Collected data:
= = =

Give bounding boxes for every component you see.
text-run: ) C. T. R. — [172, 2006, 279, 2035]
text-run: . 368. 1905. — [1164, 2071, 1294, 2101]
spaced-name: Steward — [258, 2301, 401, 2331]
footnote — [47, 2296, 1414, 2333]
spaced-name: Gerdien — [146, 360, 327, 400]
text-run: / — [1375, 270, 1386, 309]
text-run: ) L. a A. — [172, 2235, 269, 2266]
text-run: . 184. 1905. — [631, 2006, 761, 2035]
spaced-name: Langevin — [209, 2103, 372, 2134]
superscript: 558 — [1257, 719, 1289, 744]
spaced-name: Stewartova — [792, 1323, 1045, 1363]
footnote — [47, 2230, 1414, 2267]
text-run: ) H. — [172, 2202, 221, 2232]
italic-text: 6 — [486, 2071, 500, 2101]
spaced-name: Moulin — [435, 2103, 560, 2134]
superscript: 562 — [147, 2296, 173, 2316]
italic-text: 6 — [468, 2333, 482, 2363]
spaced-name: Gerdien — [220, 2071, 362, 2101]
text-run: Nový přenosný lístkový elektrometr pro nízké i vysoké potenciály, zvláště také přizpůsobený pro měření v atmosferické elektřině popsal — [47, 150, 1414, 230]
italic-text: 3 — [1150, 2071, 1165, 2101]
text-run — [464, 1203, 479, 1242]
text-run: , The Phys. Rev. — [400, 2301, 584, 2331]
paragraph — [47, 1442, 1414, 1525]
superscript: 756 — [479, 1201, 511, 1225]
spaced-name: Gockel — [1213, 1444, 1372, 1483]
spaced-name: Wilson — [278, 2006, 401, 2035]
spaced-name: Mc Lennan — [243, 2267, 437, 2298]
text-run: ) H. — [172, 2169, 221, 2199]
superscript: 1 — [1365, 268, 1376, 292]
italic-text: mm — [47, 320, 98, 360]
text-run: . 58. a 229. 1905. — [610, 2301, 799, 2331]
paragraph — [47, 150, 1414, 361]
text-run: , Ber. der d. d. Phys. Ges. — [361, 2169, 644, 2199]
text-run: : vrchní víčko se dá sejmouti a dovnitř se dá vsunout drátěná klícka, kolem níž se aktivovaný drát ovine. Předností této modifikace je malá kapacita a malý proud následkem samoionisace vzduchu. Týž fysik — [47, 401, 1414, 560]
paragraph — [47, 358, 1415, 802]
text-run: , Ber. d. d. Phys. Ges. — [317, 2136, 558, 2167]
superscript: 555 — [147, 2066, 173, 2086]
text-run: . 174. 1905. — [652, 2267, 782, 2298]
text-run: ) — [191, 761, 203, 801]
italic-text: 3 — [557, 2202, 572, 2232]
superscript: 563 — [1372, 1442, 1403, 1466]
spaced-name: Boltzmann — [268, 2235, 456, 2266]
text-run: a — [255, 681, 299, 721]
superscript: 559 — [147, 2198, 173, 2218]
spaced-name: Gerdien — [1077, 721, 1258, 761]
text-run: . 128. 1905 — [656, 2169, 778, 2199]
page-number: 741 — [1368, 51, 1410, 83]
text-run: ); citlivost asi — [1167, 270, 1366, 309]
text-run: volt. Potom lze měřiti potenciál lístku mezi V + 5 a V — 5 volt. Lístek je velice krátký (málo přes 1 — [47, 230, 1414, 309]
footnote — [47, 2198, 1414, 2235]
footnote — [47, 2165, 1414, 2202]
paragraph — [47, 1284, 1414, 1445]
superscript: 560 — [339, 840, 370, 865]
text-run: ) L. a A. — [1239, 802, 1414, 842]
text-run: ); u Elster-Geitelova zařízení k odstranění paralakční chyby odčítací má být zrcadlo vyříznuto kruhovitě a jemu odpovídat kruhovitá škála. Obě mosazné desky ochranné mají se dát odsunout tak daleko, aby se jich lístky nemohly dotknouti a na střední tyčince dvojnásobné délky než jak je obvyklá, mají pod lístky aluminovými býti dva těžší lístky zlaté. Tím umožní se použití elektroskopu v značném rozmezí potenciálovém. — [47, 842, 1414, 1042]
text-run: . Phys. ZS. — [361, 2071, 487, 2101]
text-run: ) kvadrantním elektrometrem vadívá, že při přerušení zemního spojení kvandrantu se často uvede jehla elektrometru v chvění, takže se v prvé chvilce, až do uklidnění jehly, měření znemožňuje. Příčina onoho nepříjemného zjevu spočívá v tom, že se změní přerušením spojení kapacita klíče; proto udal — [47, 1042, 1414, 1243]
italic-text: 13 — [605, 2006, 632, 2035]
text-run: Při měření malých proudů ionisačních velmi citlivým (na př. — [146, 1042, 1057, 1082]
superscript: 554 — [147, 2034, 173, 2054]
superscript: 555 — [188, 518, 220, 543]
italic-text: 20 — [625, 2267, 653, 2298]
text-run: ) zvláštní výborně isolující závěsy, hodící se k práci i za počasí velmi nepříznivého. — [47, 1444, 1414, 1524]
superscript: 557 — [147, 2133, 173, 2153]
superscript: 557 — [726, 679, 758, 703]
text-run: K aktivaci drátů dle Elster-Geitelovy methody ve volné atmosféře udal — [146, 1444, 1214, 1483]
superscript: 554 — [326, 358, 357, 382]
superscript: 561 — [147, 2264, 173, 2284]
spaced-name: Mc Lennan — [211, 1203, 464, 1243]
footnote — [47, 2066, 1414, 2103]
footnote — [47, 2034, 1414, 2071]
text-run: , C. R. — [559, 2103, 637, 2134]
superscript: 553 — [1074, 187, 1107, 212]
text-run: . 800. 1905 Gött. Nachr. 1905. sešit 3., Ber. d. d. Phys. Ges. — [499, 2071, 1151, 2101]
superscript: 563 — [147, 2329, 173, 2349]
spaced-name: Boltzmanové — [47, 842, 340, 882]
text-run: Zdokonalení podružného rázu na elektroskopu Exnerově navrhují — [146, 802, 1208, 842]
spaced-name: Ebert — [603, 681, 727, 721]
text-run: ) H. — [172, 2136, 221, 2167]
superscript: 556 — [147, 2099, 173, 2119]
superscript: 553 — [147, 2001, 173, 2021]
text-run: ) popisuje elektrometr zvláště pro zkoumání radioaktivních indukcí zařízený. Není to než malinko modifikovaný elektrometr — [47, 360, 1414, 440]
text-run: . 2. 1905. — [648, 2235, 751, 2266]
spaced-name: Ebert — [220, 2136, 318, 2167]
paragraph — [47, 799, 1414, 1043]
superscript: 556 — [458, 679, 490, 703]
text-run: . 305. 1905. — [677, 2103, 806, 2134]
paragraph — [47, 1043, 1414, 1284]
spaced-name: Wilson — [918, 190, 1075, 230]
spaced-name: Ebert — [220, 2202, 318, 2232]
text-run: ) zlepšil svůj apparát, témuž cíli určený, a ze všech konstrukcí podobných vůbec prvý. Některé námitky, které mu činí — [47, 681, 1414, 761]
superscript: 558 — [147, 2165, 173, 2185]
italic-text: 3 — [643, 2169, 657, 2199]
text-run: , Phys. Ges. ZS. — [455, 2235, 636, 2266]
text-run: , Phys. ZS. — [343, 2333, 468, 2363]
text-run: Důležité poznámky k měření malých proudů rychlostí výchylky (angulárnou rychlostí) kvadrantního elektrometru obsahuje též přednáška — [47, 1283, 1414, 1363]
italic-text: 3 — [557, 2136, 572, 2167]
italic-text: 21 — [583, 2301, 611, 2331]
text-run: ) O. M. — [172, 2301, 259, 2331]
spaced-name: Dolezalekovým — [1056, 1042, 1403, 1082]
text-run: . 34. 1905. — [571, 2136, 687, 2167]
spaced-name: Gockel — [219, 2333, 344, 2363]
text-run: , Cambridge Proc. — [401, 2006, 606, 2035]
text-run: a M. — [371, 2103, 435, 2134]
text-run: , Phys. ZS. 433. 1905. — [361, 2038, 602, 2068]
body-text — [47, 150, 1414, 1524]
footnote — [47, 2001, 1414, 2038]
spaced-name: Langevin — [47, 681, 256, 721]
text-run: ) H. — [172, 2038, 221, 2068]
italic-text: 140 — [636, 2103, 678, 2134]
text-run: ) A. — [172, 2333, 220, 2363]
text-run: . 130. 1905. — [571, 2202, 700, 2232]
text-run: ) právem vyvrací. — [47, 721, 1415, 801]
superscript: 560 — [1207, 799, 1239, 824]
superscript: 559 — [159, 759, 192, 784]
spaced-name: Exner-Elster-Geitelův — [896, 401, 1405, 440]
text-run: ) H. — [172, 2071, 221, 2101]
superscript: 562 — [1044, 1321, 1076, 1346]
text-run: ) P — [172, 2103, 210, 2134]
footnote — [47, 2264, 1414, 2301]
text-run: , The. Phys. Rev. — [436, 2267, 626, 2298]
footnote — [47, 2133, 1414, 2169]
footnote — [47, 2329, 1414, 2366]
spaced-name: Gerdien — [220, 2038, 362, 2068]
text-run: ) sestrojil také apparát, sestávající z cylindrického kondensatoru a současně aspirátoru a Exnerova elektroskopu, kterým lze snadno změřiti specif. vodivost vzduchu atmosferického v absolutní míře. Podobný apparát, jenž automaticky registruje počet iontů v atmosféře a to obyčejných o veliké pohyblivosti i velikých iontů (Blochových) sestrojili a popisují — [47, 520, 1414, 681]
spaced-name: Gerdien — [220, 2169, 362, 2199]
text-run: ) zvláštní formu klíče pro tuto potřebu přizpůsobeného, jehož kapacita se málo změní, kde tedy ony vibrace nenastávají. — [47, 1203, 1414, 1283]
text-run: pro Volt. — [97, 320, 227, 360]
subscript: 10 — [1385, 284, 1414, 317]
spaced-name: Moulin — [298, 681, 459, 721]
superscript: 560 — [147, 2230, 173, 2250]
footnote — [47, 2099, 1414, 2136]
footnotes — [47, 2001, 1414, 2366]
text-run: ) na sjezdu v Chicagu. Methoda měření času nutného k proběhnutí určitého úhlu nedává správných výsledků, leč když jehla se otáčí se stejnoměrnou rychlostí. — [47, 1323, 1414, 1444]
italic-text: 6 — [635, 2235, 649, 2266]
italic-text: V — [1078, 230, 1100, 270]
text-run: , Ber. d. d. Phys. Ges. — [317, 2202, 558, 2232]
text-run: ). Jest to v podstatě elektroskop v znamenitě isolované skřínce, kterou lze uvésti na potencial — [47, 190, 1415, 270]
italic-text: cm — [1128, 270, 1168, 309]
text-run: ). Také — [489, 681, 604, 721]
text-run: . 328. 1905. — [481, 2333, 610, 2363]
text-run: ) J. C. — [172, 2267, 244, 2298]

= = =

* [Set problem]: Print the stretch of the data from its first line through the line that contains "paragraph — [47, 1442, 1414, 1525]", with both ends included, keeping every line unchanged.

* [Exercise output]:
Give bounding boxes for every component you see.
text-run: ) C. T. R. — [172, 2006, 279, 2035]
text-run: . 368. 1905. — [1164, 2071, 1294, 2101]
spaced-name: Steward — [258, 2301, 401, 2331]
footnote — [47, 2296, 1414, 2333]
spaced-name: Gerdien — [146, 360, 327, 400]
text-run: / — [1375, 270, 1386, 309]
text-run: ) L. a A. — [172, 2235, 269, 2266]
text-run: . 184. 1905. — [631, 2006, 761, 2035]
spaced-name: Langevin — [209, 2103, 372, 2134]
superscript: 558 — [1257, 719, 1289, 744]
spaced-name: Stewartova — [792, 1323, 1045, 1363]
footnote — [47, 2230, 1414, 2267]
text-run: ) H. — [172, 2202, 221, 2232]
italic-text: 6 — [486, 2071, 500, 2101]
spaced-name: Moulin — [435, 2103, 560, 2134]
superscript: 562 — [147, 2296, 173, 2316]
italic-text: 6 — [468, 2333, 482, 2363]
spaced-name: Gerdien — [220, 2071, 362, 2101]
text-run: Nový přenosný lístkový elektrometr pro nízké i vysoké potenciály, zvláště také přizpůsobený pro měření v atmosferické elektřině popsal — [47, 150, 1414, 230]
italic-text: 3 — [1150, 2071, 1165, 2101]
text-run — [464, 1203, 479, 1242]
text-run: , The Phys. Rev. — [400, 2301, 584, 2331]
paragraph — [47, 1442, 1414, 1525]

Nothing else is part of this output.